**** Record excerpts

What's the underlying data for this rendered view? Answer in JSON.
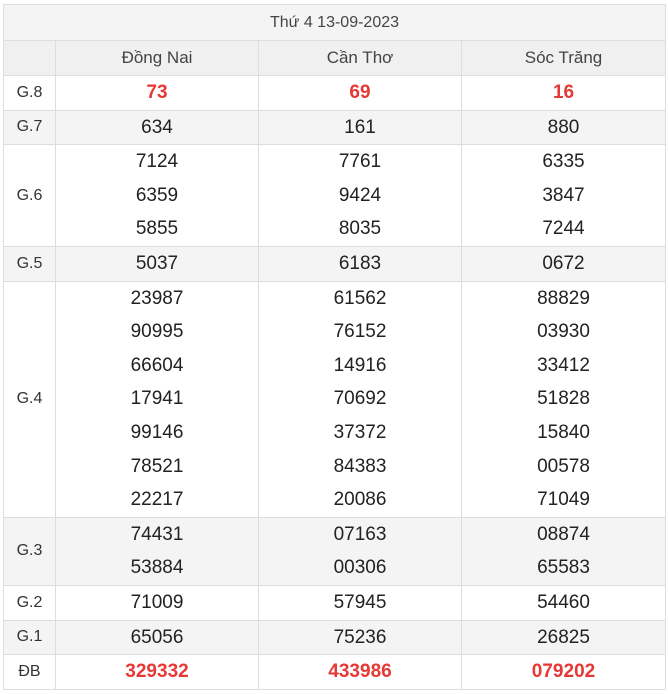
{
  "title": "Thứ 4 13-09-2023",
  "provinces": [
    "Đồng Nai",
    "Cần Thơ",
    "Sóc Trăng"
  ],
  "colors": {
    "highlight": "#e53935",
    "alt_row": "#f4f4f4",
    "header_bg": "#f0f0f0",
    "border": "#dddddd"
  },
  "rows": [
    {
      "label": "G.8",
      "highlight": true,
      "alt": false,
      "values": [
        [
          "73"
        ],
        [
          "69"
        ],
        [
          "16"
        ]
      ]
    },
    {
      "label": "G.7",
      "highlight": false,
      "alt": true,
      "values": [
        [
          "634"
        ],
        [
          "161"
        ],
        [
          "880"
        ]
      ]
    },
    {
      "label": "G.6",
      "highlight": false,
      "alt": false,
      "values": [
        [
          "7124",
          "6359",
          "5855"
        ],
        [
          "7761",
          "9424",
          "8035"
        ],
        [
          "6335",
          "3847",
          "7244"
        ]
      ]
    },
    {
      "label": "G.5",
      "highlight": false,
      "alt": true,
      "values": [
        [
          "5037"
        ],
        [
          "6183"
        ],
        [
          "0672"
        ]
      ]
    },
    {
      "label": "G.4",
      "highlight": false,
      "alt": false,
      "values": [
        [
          "23987",
          "90995",
          "66604",
          "17941",
          "99146",
          "78521",
          "22217"
        ],
        [
          "61562",
          "76152",
          "14916",
          "70692",
          "37372",
          "84383",
          "20086"
        ],
        [
          "88829",
          "03930",
          "33412",
          "51828",
          "15840",
          "00578",
          "71049"
        ]
      ]
    },
    {
      "label": "G.3",
      "highlight": false,
      "alt": true,
      "values": [
        [
          "74431",
          "53884"
        ],
        [
          "07163",
          "00306"
        ],
        [
          "08874",
          "65583"
        ]
      ]
    },
    {
      "label": "G.2",
      "highlight": false,
      "alt": false,
      "values": [
        [
          "71009"
        ],
        [
          "57945"
        ],
        [
          "54460"
        ]
      ]
    },
    {
      "label": "G.1",
      "highlight": false,
      "alt": true,
      "values": [
        [
          "65056"
        ],
        [
          "75236"
        ],
        [
          "26825"
        ]
      ]
    },
    {
      "label": "ĐB",
      "highlight": true,
      "alt": false,
      "values": [
        [
          "329332"
        ],
        [
          "433986"
        ],
        [
          "079202"
        ]
      ]
    }
  ]
}
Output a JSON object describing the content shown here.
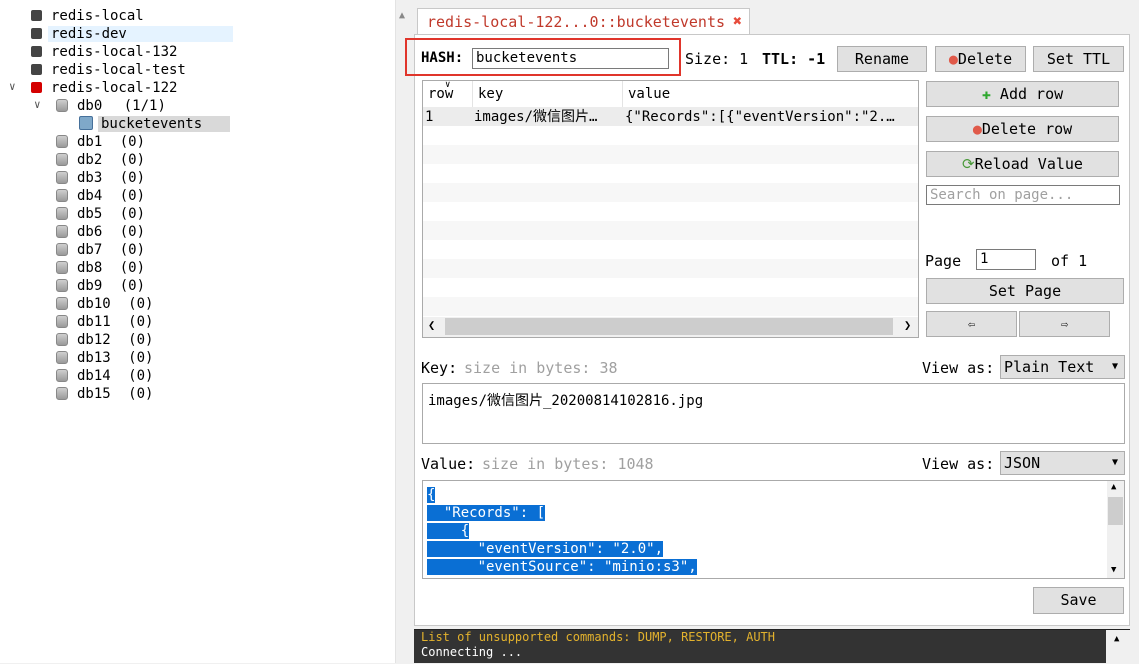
{
  "tree": {
    "connections": [
      "redis-local",
      "redis-dev",
      "redis-local-132",
      "redis-local-test",
      "redis-local-122"
    ],
    "databases": [
      {
        "name": "db0",
        "count": "(1/1)"
      },
      {
        "name": "db1",
        "count": "(0)"
      },
      {
        "name": "db2",
        "count": "(0)"
      },
      {
        "name": "db3",
        "count": "(0)"
      },
      {
        "name": "db4",
        "count": "(0)"
      },
      {
        "name": "db5",
        "count": "(0)"
      },
      {
        "name": "db6",
        "count": "(0)"
      },
      {
        "name": "db7",
        "count": "(0)"
      },
      {
        "name": "db8",
        "count": "(0)"
      },
      {
        "name": "db9",
        "count": "(0)"
      },
      {
        "name": "db10",
        "count": "(0)"
      },
      {
        "name": "db11",
        "count": "(0)"
      },
      {
        "name": "db12",
        "count": "(0)"
      },
      {
        "name": "db13",
        "count": "(0)"
      },
      {
        "name": "db14",
        "count": "(0)"
      },
      {
        "name": "db15",
        "count": "(0)"
      }
    ],
    "selected_key": "bucketevents"
  },
  "tab": {
    "title": "redis-local-122...0::bucketevents",
    "close": "✖"
  },
  "key_header": {
    "type_label": "HASH:",
    "key_name": "bucketevents",
    "size_label": "Size: 1",
    "ttl_label": "TTL: -1",
    "rename": "Rename",
    "delete": "Delete",
    "set_ttl": "Set TTL"
  },
  "table": {
    "columns": [
      "row",
      "key",
      "value"
    ],
    "rows": [
      {
        "row": "1",
        "key": "images/微信图片…",
        "value": "{\"Records\":[{\"eventVersion\":\"2.…"
      }
    ]
  },
  "side": {
    "add_row": "Add row",
    "delete_row": "Delete row",
    "reload": "Reload Value",
    "search_placeholder": "Search on page...",
    "page_label": "Page",
    "page_value": "1",
    "of_label": "of 1",
    "set_page": "Set Page",
    "prev": "⇦",
    "next": "⇨"
  },
  "key_section": {
    "label": "Key:",
    "size_hint": "size in bytes: 38",
    "view_as": "View as:",
    "format": "Plain Text",
    "value": "images/微信图片_20200814102816.jpg"
  },
  "value_section": {
    "label": "Value:",
    "size_hint": "size in bytes: 1048",
    "view_as": "View as:",
    "format": "JSON",
    "lines": [
      "{",
      "  \"Records\": [",
      "    {",
      "      \"eventVersion\": \"2.0\",",
      "      \"eventSource\": \"minio:s3\","
    ]
  },
  "save": "Save",
  "console": {
    "line1": "List of unsupported commands: DUMP, RESTORE, AUTH",
    "line2": "Connecting ..."
  },
  "colors": {
    "accent": "#0a6fd4",
    "tab_text": "#c0392b",
    "highlight_box": "#e0352b"
  }
}
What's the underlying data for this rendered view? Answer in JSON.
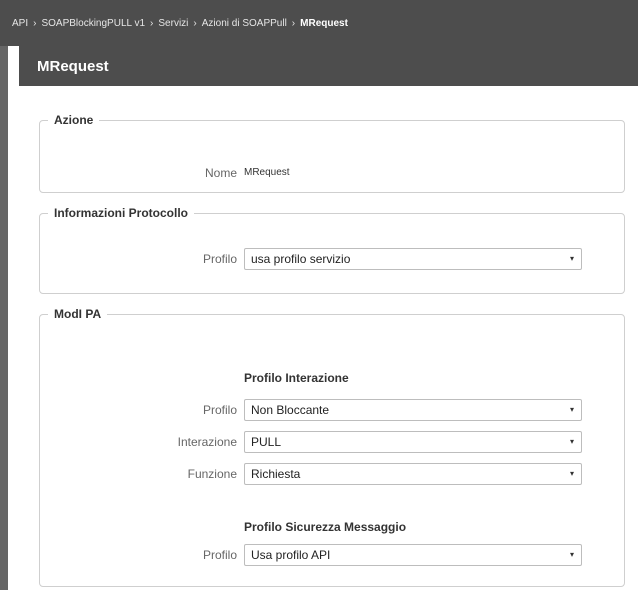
{
  "breadcrumb": {
    "items": [
      "API",
      "SOAPBlockingPULL v1",
      "Servizi",
      "Azioni di SOAPPull"
    ],
    "current": "MRequest",
    "separator": "›"
  },
  "page_title": "MRequest",
  "azione": {
    "legend": "Azione",
    "nome_label": "Nome",
    "nome_value": "MRequest"
  },
  "info_protocollo": {
    "legend": "Informazioni Protocollo",
    "profilo_label": "Profilo",
    "profilo_value": "usa profilo servizio"
  },
  "modipa": {
    "legend": "ModI PA",
    "interazione_heading": "Profilo Interazione",
    "profilo_label": "Profilo",
    "profilo_value": "Non Bloccante",
    "interazione_label": "Interazione",
    "interazione_value": "PULL",
    "funzione_label": "Funzione",
    "funzione_value": "Richiesta",
    "sicurezza_heading": "Profilo Sicurezza Messaggio",
    "sicurezza_profilo_label": "Profilo",
    "sicurezza_profilo_value": "Usa profilo API"
  },
  "colors": {
    "header_bg": "#4d4d4d",
    "border": "#cfcfcf"
  },
  "icons": {
    "caret": "▾"
  }
}
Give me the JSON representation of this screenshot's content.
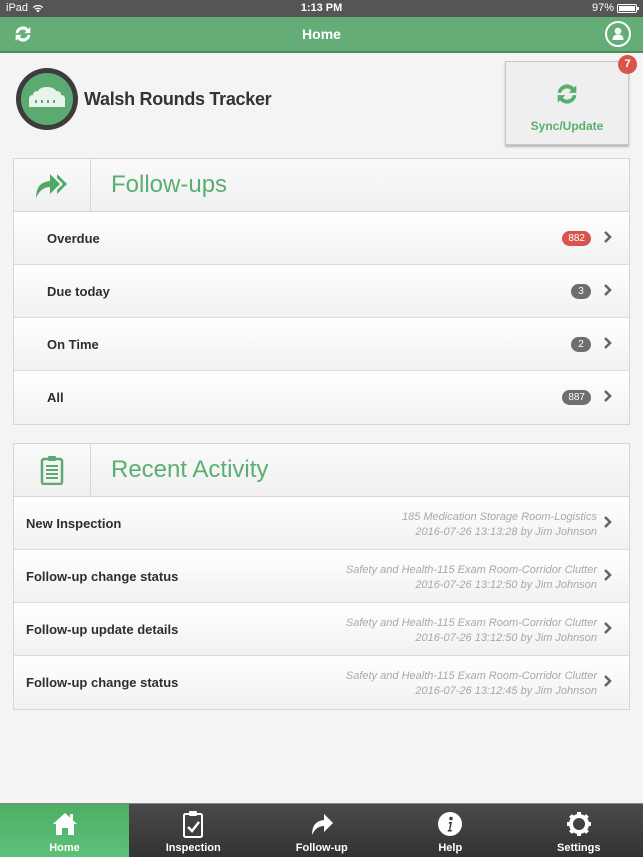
{
  "status_bar": {
    "device": "iPad",
    "time": "1:13 PM",
    "battery": "97%",
    "battery_level": 0.97
  },
  "nav": {
    "title": "Home",
    "left_icon": "refresh-icon",
    "right_icon": "profile-icon"
  },
  "brand": {
    "name": "Walsh Rounds Tracker"
  },
  "sync": {
    "label": "Sync/Update",
    "badge": "7"
  },
  "followups": {
    "title": "Follow-ups",
    "icon": "forward-arrow-icon",
    "items": [
      {
        "label": "Overdue",
        "count": "882",
        "status": "danger"
      },
      {
        "label": "Due today",
        "count": "3",
        "status": "neutral"
      },
      {
        "label": "On Time",
        "count": "2",
        "status": "neutral"
      },
      {
        "label": "All",
        "count": "887",
        "status": "neutral"
      }
    ]
  },
  "activity": {
    "title": "Recent Activity",
    "icon": "clipboard-icon",
    "items": [
      {
        "label": "New Inspection",
        "detail": "185 Medication Storage Room-Logistics",
        "timestamp": "2016-07-26 13:13:28 by Jim Johnson"
      },
      {
        "label": "Follow-up change status",
        "detail": "Safety and Health-115 Exam Room-Corridor Clutter",
        "timestamp": "2016-07-26 13:12:50 by Jim Johnson"
      },
      {
        "label": "Follow-up update details",
        "detail": "Safety and Health-115 Exam Room-Corridor Clutter",
        "timestamp": "2016-07-26 13:12:50 by Jim Johnson"
      },
      {
        "label": "Follow-up change status",
        "detail": "Safety and Health-115 Exam Room-Corridor Clutter",
        "timestamp": "2016-07-26 13:12:45 by Jim Johnson"
      }
    ]
  },
  "tabs": [
    {
      "label": "Home",
      "icon": "home-icon",
      "active": true
    },
    {
      "label": "Inspection",
      "icon": "clipboard-check-icon",
      "active": false
    },
    {
      "label": "Follow-up",
      "icon": "share-arrow-icon",
      "active": false
    },
    {
      "label": "Help",
      "icon": "info-icon",
      "active": false
    },
    {
      "label": "Settings",
      "icon": "gear-icon",
      "active": false
    }
  ],
  "colors": {
    "brand_green": "#65ad76",
    "accent_green": "#5aaf70",
    "danger_red": "#d9534f",
    "badge_gray": "#6e6e6e"
  }
}
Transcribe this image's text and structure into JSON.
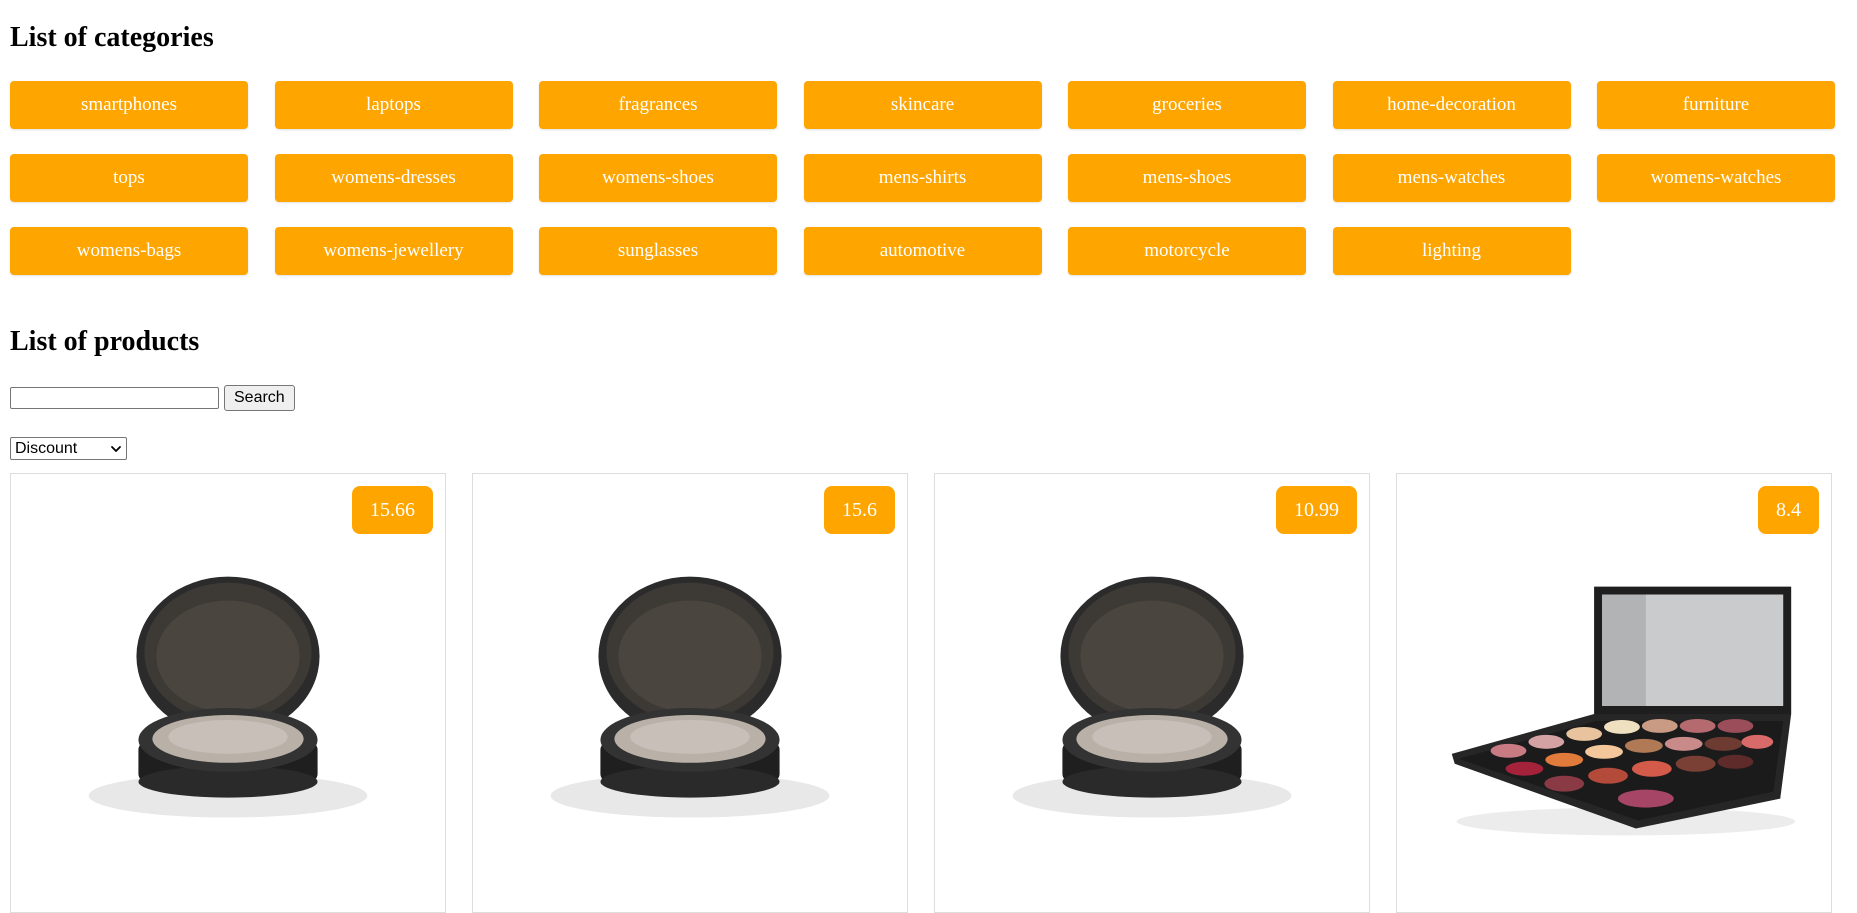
{
  "categories": {
    "heading": "List of categories",
    "items": [
      "smartphones",
      "laptops",
      "fragrances",
      "skincare",
      "groceries",
      "home-decoration",
      "furniture",
      "tops",
      "womens-dresses",
      "womens-shoes",
      "mens-shirts",
      "mens-shoes",
      "mens-watches",
      "womens-watches",
      "womens-bags",
      "womens-jewellery",
      "sunglasses",
      "automotive",
      "motorcycle",
      "lighting"
    ]
  },
  "products": {
    "heading": "List of products",
    "search": {
      "value": "",
      "placeholder": "",
      "button_label": "Search"
    },
    "sort": {
      "selected": "Discount"
    },
    "cards": [
      {
        "discount": "15.66",
        "image": "compact-powder"
      },
      {
        "discount": "15.6",
        "image": "compact-powder"
      },
      {
        "discount": "10.99",
        "image": "compact-powder"
      },
      {
        "discount": "8.4",
        "image": "eyeshadow-palette"
      }
    ]
  },
  "colors": {
    "accent": "#ffa500",
    "border": "#dddddd"
  },
  "icons": {
    "select_arrow": "chevron-down-icon"
  }
}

********

▶ Problem description:
Tell how many lines in the material above include the word "content", giving the number only.

▶ The response:
2